_Set problem_
Output the entries word for word. Omit images.

_Records for this exercise_
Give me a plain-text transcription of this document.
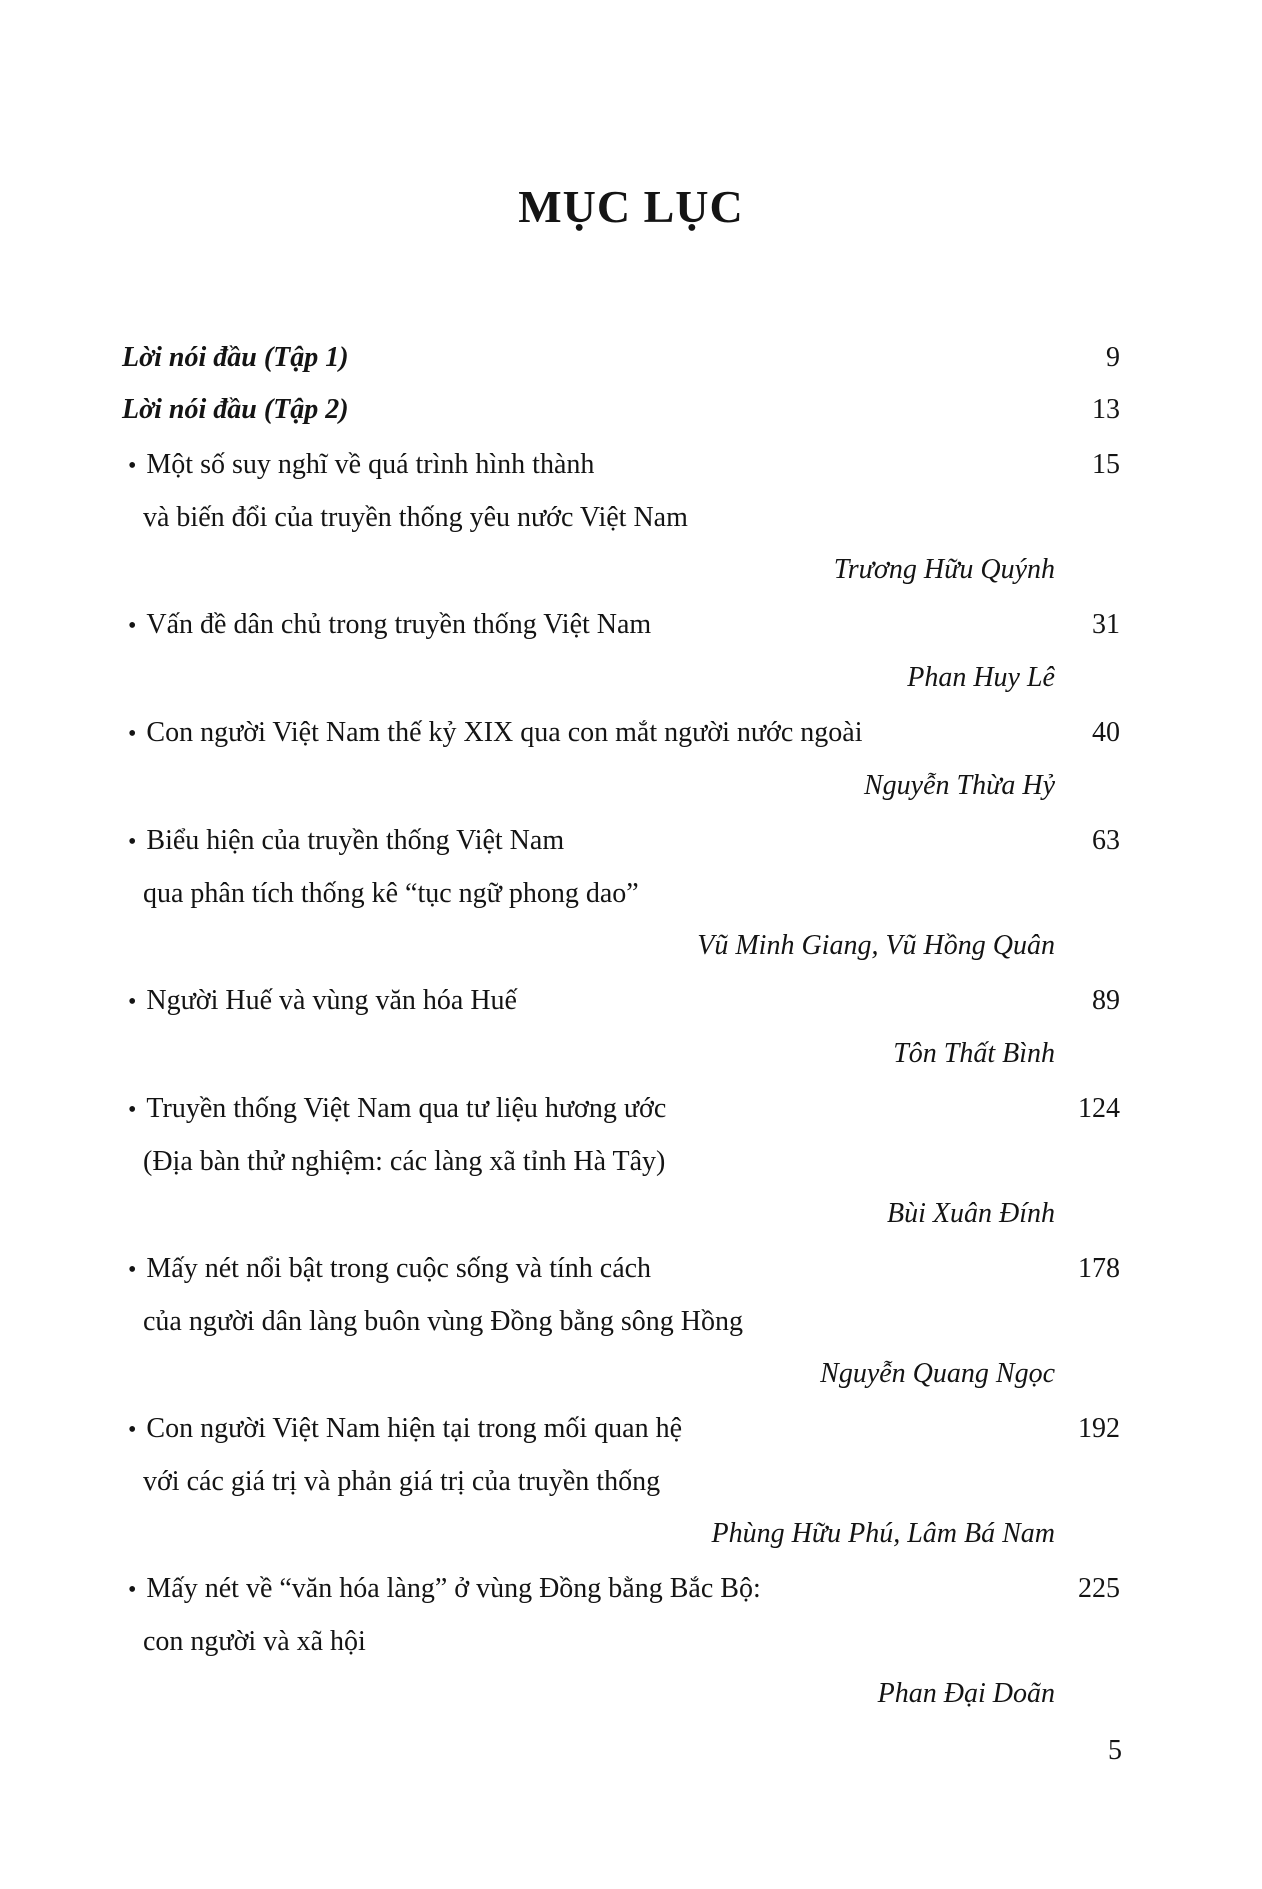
MỤC LỤC
Lời nói đầu (Tập 1)	9
Lời nói đầu (Tập 2)	13
• Một số suy nghĩ về quá trình hình thành	15
và biến đổi của truyền thống yêu nước Việt Nam
Trương Hữu Quýnh
• Vấn đề dân chủ trong truyền thống Việt Nam	31
Phan Huy Lê
• Con người Việt Nam thế kỷ XIX qua con mắt người nước ngoài	40
Nguyễn Thừa Hỷ
• Biểu hiện của truyền thống Việt Nam	63
qua phân tích thống kê “tục ngữ phong dao”
Vũ Minh Giang, Vũ Hồng Quân
• Người Huế và vùng văn hóa Huế	89
Tôn Thất Bình
• Truyền thống Việt Nam qua tư liệu hương ước	124
(Địa bàn thử nghiệm: các làng xã tỉnh Hà Tây)
Bùi Xuân Đính
• Mấy nét nổi bật trong cuộc sống và tính cách	178
của người dân làng buôn vùng Đồng bằng sông Hồng
Nguyễn Quang Ngọc
• Con người Việt Nam hiện tại trong mối quan hệ	192
với các giá trị và phản giá trị của truyền thống
Phùng Hữu Phú, Lâm Bá Nam
• Mấy nét về “văn hóa làng” ở vùng Đồng bằng Bắc Bộ:	225
con người và xã hội
Phan Đại Doãn
5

_Expected answer_
Give me a plain-text transcription of this document.
MỤC LỤC
Lời nói đầu (Tập 1)	9
Lời nói đầu (Tập 2)	13
• Một số suy nghĩ về quá trình hình thành	15
và biến đổi của truyền thống yêu nước Việt Nam
Trương Hữu Quýnh
• Vấn đề dân chủ trong truyền thống Việt Nam	31
Phan Huy Lê
• Con người Việt Nam thế kỷ XIX qua con mắt người nước ngoài	40
Nguyễn Thừa Hỷ
• Biểu hiện của truyền thống Việt Nam	63
qua phân tích thống kê “tục ngữ phong dao”
Vũ Minh Giang, Vũ Hồng Quân
• Người Huế và vùng văn hóa Huế	89
Tôn Thất Bình
• Truyền thống Việt Nam qua tư liệu hương ước	124
(Địa bàn thử nghiệm: các làng xã tỉnh Hà Tây)
Bùi Xuân Đính
• Mấy nét nổi bật trong cuộc sống và tính cách	178
của người dân làng buôn vùng Đồng bằng sông Hồng
Nguyễn Quang Ngọc
• Con người Việt Nam hiện tại trong mối quan hệ	192
với các giá trị và phản giá trị của truyền thống
Phùng Hữu Phú, Lâm Bá Nam
• Mấy nét về “văn hóa làng” ở vùng Đồng bằng Bắc Bộ:	225
con người và xã hội
Phan Đại Doãn
5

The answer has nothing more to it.